## Stated problem:
Find all the lines with "JSON" and gather them.

□ □ □ □

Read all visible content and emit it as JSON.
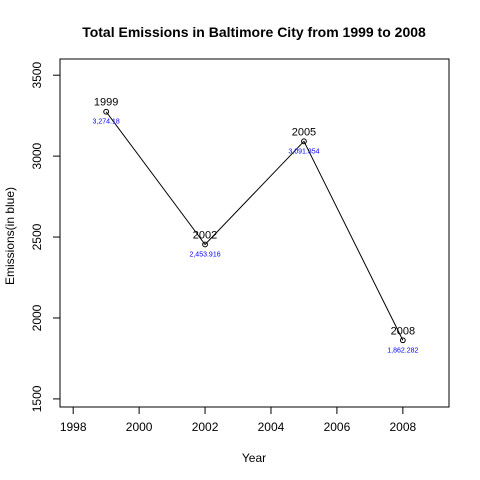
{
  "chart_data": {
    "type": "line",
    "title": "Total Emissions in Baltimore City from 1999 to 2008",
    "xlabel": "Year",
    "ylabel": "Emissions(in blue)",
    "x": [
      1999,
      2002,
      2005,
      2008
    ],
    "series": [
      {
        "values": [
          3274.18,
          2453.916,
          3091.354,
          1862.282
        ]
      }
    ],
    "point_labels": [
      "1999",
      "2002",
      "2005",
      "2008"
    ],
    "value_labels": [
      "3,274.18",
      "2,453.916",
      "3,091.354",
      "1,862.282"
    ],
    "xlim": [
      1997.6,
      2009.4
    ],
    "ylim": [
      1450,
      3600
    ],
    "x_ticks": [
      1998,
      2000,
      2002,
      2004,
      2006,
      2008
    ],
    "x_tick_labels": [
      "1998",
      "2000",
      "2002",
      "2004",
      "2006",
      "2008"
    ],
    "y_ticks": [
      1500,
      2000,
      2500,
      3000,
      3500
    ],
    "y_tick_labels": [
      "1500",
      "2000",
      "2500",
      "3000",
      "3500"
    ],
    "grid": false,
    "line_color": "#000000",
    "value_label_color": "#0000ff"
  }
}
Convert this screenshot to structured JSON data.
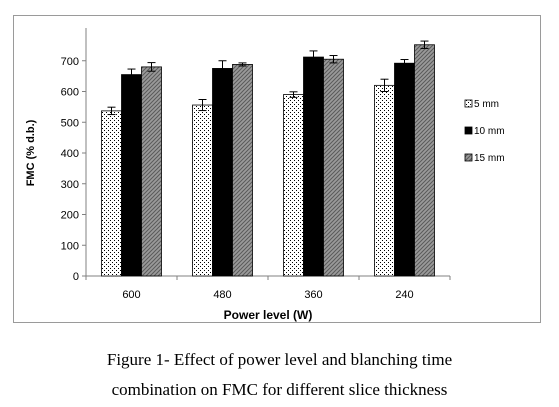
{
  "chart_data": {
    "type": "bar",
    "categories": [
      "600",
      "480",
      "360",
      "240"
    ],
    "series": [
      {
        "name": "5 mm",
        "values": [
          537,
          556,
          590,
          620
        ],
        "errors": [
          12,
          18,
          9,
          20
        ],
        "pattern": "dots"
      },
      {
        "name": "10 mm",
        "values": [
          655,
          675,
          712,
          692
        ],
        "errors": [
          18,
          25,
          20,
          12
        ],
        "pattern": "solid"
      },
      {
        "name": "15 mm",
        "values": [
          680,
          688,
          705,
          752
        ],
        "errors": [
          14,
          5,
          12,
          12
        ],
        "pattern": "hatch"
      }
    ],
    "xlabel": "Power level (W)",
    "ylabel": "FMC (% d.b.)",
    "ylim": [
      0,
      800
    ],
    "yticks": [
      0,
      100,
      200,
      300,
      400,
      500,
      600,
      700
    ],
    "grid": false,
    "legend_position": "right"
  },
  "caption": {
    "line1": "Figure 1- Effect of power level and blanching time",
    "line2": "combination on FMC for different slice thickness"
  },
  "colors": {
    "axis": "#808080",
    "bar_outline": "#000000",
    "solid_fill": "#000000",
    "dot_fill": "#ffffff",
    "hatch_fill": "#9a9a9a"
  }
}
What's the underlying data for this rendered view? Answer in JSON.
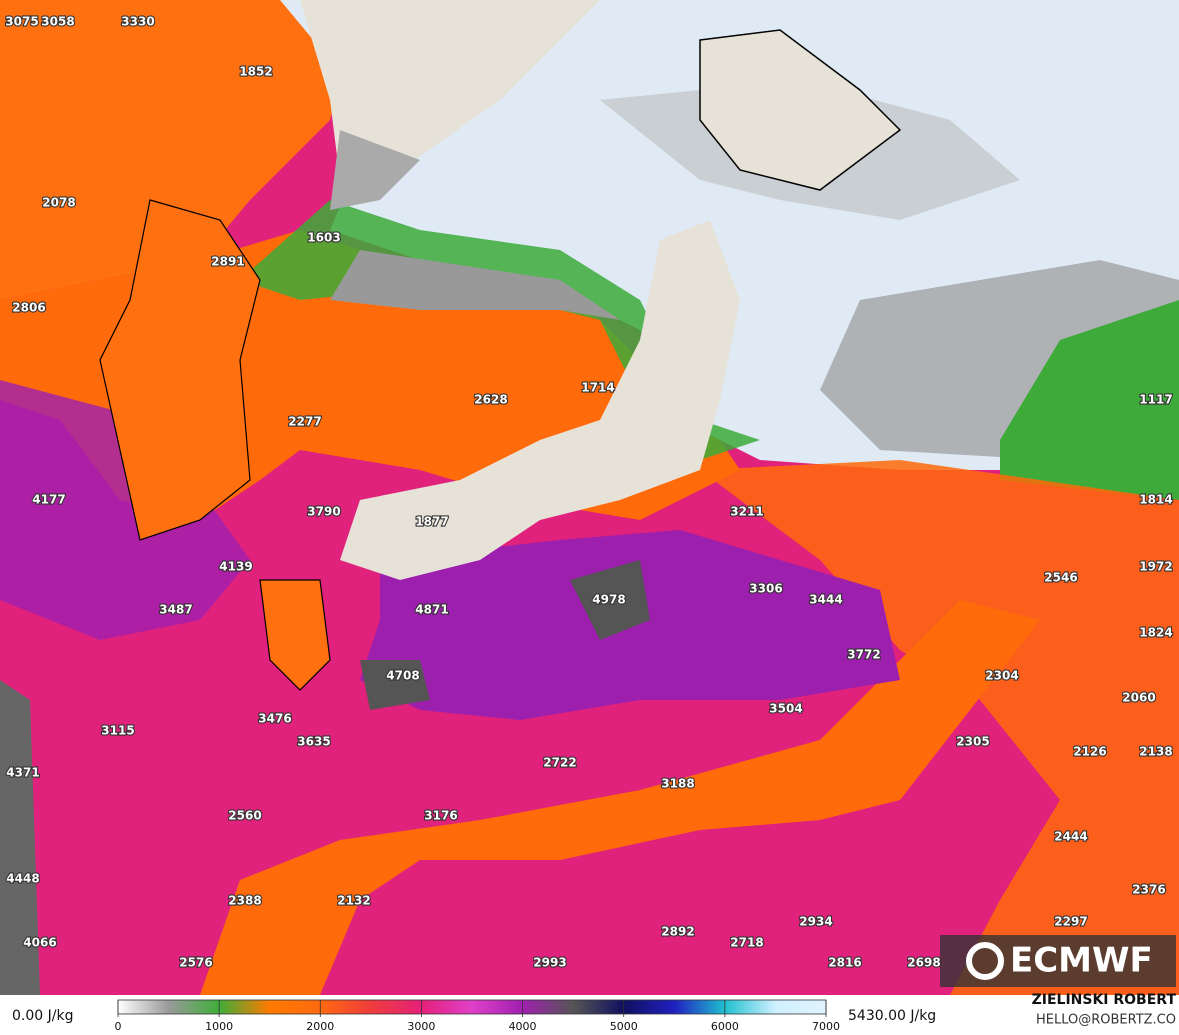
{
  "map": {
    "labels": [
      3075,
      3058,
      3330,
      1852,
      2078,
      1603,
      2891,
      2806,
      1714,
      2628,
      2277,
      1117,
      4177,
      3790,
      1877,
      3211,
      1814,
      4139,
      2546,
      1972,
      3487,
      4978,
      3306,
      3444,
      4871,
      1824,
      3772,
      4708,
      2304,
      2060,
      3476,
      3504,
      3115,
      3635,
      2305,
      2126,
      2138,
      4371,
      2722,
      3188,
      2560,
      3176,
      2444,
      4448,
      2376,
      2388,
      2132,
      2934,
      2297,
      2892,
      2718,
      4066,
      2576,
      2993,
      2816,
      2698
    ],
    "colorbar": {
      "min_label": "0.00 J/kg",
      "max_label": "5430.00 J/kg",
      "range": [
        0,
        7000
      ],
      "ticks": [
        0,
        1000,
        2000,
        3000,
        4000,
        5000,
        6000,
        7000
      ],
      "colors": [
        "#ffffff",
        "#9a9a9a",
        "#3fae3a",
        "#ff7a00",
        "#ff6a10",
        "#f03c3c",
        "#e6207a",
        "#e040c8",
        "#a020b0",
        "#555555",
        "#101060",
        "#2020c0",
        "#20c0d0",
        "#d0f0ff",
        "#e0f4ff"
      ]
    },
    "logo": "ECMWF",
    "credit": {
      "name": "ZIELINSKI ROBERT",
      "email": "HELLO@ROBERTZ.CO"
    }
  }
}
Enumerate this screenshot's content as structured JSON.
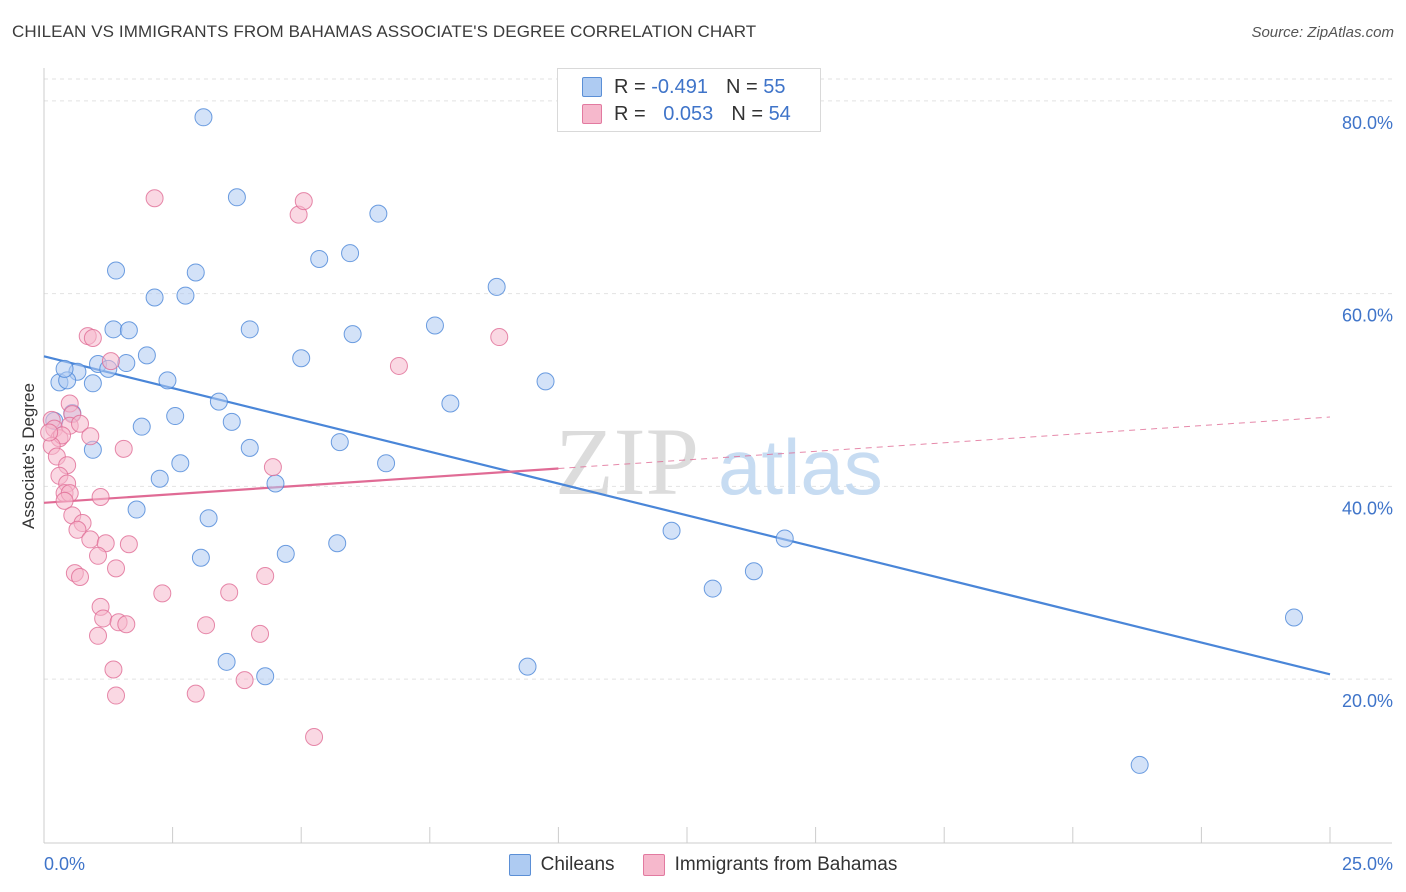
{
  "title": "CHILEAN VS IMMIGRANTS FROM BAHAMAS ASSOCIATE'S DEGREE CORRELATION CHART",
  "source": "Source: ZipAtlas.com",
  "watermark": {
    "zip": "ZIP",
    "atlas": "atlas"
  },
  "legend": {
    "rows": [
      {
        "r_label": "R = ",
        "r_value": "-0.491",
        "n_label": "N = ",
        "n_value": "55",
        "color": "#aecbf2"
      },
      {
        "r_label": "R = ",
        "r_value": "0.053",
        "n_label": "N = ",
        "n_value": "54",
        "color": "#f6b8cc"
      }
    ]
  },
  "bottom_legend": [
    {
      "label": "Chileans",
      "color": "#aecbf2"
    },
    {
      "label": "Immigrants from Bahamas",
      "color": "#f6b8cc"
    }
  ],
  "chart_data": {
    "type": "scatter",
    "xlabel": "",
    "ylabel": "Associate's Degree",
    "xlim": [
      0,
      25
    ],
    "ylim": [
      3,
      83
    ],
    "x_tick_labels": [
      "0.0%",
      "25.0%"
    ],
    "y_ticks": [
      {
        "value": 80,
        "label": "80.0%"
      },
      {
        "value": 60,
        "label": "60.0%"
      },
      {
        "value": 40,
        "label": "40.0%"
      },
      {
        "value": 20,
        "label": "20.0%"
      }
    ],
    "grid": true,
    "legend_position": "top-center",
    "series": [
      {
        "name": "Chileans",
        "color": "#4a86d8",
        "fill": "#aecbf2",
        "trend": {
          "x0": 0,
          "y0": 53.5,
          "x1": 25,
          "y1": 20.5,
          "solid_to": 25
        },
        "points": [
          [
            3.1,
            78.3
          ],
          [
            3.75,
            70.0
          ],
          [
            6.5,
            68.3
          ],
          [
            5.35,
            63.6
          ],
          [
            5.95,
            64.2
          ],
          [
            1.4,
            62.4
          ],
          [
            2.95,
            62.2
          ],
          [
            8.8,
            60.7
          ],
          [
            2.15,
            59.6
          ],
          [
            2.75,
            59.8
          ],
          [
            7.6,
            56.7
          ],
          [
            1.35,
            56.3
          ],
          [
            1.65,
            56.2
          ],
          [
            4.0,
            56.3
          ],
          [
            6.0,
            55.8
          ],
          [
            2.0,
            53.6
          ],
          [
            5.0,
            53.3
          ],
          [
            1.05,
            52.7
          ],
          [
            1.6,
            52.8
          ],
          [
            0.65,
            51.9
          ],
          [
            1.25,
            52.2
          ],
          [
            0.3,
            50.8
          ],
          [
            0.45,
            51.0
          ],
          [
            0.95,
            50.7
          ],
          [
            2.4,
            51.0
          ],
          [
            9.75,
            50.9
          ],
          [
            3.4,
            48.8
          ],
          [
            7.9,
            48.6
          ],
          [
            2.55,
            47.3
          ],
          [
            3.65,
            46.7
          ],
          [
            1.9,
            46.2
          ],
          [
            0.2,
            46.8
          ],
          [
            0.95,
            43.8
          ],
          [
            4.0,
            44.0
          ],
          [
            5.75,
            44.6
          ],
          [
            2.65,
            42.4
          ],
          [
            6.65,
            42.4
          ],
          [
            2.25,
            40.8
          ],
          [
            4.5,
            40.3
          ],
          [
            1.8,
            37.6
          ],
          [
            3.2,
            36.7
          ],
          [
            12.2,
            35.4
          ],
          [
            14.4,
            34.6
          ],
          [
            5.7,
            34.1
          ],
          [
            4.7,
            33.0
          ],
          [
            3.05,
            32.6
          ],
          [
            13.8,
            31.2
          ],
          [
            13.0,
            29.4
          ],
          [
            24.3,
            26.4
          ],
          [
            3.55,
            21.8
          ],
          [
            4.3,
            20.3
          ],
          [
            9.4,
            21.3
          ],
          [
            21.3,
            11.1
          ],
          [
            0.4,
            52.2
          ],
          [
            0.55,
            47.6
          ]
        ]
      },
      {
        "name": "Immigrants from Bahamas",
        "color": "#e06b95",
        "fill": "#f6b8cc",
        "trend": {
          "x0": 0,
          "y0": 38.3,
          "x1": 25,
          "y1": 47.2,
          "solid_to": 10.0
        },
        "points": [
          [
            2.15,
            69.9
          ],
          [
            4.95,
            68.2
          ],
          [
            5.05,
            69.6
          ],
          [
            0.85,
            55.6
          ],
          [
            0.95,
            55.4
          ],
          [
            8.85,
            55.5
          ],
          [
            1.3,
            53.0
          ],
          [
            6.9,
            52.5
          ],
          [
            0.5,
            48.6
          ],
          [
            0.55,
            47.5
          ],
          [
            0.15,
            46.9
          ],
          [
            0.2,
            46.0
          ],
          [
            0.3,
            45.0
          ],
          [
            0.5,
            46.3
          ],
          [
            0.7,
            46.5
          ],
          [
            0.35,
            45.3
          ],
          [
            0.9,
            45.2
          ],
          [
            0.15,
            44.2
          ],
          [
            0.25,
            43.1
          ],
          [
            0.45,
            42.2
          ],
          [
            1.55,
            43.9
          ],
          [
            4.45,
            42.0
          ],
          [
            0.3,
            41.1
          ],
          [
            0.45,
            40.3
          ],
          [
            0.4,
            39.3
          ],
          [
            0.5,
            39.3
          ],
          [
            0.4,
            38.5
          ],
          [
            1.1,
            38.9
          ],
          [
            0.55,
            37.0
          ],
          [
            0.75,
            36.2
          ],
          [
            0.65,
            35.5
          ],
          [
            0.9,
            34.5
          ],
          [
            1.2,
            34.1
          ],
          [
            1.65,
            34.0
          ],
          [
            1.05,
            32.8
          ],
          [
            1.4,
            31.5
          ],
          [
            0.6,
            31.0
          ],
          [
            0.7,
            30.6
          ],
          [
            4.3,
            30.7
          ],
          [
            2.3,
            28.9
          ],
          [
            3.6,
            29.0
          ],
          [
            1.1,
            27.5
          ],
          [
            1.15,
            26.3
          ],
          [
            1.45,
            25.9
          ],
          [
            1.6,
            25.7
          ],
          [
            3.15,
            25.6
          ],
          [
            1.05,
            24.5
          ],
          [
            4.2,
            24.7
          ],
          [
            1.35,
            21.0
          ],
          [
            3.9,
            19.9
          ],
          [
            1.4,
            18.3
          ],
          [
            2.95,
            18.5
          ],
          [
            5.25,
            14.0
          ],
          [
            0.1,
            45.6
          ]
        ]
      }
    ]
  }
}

□ □ □ □

## Full response:
Read all visible content and emit it as JSON.
Convert this screenshot to structured JSON data.
What's the underlying data for this rendered view? Answer in JSON.
Enumerate this screenshot's content as structured JSON.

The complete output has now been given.